> Direction A:
In the article on negotiating self-storage service contracts, what three elements does Scott Zucker say a contract should contain?

> Document segment:
By Molly Bilker
When he first started operating a self-storage business, Robert Clark of Oregon-based South Eugene Storage hired an outside contractor to handle the facility landscaping. The landscaper was the self-storage owner's friend, so Clark thought hed get a great deal. When the bill came in at $1,100, he knew he'd made a mistake. "It turned out, not that good of a friend," says Clark, who's also a member of the Self-Storage Talk online community.
Clark admits he wasn't sure how to negotiate a contract and failed to get all the information he needed to get the best value. Now he swears hell never let that happen again.
Negotiating with a third-party service provider can be a challenging process. While every self-storage operator wants to receive quality service at a fair price, it doesn't always occur. Contract negotiations are about finding a happy, harmonious niche where both parties agree. To make this happen, operators should be prepared and have clear goals in mind.
Know Your Stuff: Contract Types and Terms
There are a variety of service contracts storage operators might consider including pest control, gate repair, office renovation, security monitoring, and telephone and Internet services. Elevator service, search engine marketing, Web design and cable are a few other types they may negotiate, says David Dixon, chief operating officer of Georgia-based Universal Storage Group, which owns seven facilities and manages 44 across the Southeast. "There are a lot of product and service contracts to be dealt with. They vary by time, scope of work, and products/services offered," he says.
Operators need to familiarize themselves with the terms often found in contracts. Some can be filled with unfamiliar words and phrases, which can easily throw a person who's inexperienced with legalese. Don't let yourself get caught in some of the traps that come with the language, says Scott Zucker, founder and partner of law firm Weissman, Zucker, Euster, Morochnik P.C., which advises self-storage operators on legal concerns.
Contracts should contain three elements: the specific product or scope of the work, the price, and the time of delivery, Zucker says. "These are the main points of a contract. Do not sign a contract that is missing important terms or is ambiguous.
The contract should also include precise terms so no one misunderstands it, says Jamey Fawcett, president of Accent Building Restoration (ABR), a self-storage maintenance company based in Salem, Ore. "Many problems arise out of general terms that don't call out the specific terms and services being provided," he says. "I have found the more specific you are, the fewer problems you have, as each side is able to easily understand what is included in the terms and services of the project."
Operators should also read the contract thoroughly. Dale Payne, sales manager for Sovran Self Storage Inc., which manages Uncle Bob's Self Storage facilities, says he makes notes and highlights problem areas, then lists items in the order they appear on the contract for reference. "You will also find by doing this you take control of the negotiation by being prepared," he says. "The other side will respect the time you took to understand the contract."
Don't be afraid to ask questions, adds Zucker. "If you don't understand the contract, it will really be difficult for a judge or jury to interpret it later," Zucker says.
If all else fails, you can always go back to numbers, Payne says. Dates, percentages and dollar amounts should match what you agreed on. Even if the legal language is a nightmare, concrete numbers will always help to indicate whether both parties are on the same page.
Understanding the terms of the contract is key to negotiations, Dixon says. "If there is any misunderstanding in the end product/service, then you will fail at the final negotiations."

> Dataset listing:
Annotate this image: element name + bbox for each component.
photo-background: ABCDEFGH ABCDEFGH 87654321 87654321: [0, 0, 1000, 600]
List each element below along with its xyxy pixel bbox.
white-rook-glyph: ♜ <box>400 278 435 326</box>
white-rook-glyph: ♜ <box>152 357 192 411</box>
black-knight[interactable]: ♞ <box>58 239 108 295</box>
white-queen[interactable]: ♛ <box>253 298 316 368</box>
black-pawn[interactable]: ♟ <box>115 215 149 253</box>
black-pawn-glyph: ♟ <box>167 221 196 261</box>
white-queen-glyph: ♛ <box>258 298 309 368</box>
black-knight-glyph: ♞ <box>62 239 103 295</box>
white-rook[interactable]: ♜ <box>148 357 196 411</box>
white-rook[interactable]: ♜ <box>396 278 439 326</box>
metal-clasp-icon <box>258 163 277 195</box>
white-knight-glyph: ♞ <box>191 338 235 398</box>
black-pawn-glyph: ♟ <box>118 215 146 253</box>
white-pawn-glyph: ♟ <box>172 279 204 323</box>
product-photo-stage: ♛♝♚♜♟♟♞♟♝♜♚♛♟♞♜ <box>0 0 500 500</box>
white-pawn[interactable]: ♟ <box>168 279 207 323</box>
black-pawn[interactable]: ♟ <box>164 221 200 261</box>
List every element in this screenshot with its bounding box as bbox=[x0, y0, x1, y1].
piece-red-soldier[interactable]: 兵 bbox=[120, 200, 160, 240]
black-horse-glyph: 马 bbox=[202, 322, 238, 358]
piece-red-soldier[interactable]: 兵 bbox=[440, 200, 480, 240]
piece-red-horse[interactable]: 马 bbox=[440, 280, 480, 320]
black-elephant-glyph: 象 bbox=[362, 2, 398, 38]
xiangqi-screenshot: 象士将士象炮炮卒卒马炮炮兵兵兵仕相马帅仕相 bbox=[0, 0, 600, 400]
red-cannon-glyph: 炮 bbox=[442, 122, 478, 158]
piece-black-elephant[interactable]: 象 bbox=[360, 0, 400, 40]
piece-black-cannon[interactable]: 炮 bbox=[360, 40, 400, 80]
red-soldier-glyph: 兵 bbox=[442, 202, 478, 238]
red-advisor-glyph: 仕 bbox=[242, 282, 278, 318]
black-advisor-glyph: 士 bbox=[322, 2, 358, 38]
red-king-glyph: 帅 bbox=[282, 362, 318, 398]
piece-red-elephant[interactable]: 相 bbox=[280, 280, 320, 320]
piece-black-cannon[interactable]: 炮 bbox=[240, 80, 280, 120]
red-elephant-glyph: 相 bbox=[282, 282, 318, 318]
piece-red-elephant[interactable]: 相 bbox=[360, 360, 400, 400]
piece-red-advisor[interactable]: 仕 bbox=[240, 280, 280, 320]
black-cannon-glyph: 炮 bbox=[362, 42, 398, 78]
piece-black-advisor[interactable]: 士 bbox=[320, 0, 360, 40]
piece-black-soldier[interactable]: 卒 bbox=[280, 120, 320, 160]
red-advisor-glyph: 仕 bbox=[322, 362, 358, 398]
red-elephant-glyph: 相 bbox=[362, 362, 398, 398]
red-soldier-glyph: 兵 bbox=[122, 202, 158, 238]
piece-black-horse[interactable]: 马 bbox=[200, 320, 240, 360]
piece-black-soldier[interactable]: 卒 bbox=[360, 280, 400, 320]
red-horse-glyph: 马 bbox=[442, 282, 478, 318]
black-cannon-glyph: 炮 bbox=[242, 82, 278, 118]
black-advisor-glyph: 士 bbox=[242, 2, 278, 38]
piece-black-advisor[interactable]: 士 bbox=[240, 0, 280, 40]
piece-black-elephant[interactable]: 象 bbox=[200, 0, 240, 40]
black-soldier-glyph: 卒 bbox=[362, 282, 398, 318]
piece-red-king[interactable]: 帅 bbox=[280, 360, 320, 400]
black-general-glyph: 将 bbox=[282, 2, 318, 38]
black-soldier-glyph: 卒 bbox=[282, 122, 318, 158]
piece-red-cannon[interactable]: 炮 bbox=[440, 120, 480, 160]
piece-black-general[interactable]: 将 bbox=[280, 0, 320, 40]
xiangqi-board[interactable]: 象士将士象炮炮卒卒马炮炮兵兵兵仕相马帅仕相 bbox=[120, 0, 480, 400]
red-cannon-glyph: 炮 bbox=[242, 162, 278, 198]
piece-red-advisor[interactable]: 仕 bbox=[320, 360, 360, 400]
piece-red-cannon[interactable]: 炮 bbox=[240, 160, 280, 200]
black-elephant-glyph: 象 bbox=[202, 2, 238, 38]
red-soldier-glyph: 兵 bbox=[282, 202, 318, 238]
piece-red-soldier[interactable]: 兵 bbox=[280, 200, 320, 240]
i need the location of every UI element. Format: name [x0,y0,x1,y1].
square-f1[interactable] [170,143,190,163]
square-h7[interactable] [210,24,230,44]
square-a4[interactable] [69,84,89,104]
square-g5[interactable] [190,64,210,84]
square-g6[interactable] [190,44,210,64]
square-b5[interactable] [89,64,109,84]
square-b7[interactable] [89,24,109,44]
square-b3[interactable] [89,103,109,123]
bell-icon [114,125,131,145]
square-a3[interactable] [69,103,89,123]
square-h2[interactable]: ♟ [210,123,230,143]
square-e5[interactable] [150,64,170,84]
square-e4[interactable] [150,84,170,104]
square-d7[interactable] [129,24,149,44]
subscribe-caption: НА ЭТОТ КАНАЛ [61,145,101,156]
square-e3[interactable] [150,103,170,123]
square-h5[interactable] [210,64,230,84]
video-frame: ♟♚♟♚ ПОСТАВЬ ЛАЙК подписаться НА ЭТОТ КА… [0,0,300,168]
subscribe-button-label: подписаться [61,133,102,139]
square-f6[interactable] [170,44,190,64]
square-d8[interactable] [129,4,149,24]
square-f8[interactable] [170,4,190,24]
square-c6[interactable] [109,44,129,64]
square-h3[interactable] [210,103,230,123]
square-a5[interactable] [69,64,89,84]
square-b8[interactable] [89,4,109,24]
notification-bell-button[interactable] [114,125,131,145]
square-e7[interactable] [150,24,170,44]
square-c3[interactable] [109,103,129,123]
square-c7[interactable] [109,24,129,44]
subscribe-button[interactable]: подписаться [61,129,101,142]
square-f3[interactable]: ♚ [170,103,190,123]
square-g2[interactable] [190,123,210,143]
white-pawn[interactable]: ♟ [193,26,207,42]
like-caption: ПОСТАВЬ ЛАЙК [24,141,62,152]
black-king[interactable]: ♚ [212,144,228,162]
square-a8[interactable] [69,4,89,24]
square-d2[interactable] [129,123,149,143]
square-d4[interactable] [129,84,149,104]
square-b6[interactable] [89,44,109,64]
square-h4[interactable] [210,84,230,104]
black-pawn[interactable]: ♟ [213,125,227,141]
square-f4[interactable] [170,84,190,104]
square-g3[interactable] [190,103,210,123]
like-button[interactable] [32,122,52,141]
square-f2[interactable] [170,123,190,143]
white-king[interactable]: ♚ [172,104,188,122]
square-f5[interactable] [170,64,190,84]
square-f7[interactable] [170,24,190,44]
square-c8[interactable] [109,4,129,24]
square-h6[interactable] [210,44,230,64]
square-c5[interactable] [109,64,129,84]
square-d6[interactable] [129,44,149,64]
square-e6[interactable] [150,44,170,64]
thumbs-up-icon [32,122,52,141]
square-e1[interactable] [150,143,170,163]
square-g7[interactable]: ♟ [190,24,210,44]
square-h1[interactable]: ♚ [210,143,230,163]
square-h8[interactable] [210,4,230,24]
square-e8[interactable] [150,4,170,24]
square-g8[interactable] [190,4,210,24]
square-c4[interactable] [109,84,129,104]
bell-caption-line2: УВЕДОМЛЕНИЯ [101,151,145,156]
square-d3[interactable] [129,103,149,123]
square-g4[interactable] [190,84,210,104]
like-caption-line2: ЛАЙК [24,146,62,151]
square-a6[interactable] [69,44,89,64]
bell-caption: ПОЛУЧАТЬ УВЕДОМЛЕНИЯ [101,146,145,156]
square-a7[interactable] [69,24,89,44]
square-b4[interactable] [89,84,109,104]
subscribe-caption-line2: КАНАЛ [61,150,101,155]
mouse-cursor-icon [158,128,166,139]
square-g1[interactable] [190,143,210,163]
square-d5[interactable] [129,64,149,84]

> Direction B:
Put the lines of the listing, from its first line through the line containing "black-knight[interactable]: ♞ <box>58", into a JSON list of strings. Include both end lines, use one string per line, and leave out any blank lines.

> Correct response A:
The specific product or scope of the work, the price, and the time of delivery.

> Correct response B:
[
  "Annotate this image: element name + bbox for each component.",
  "photo-background: ABCDEFGH ABCDEFGH 87654321 87654321: [0, 0, 1000, 600]",
  "List each element below along with its xyxy pixel bbox.",
  "white-rook-glyph: ♜ <box>400 278 435 326</box>",
  "white-rook-glyph: ♜ <box>152 357 192 411</box>",
  "black-knight[interactable]: ♞ <box>58 239 108 295</box>"
]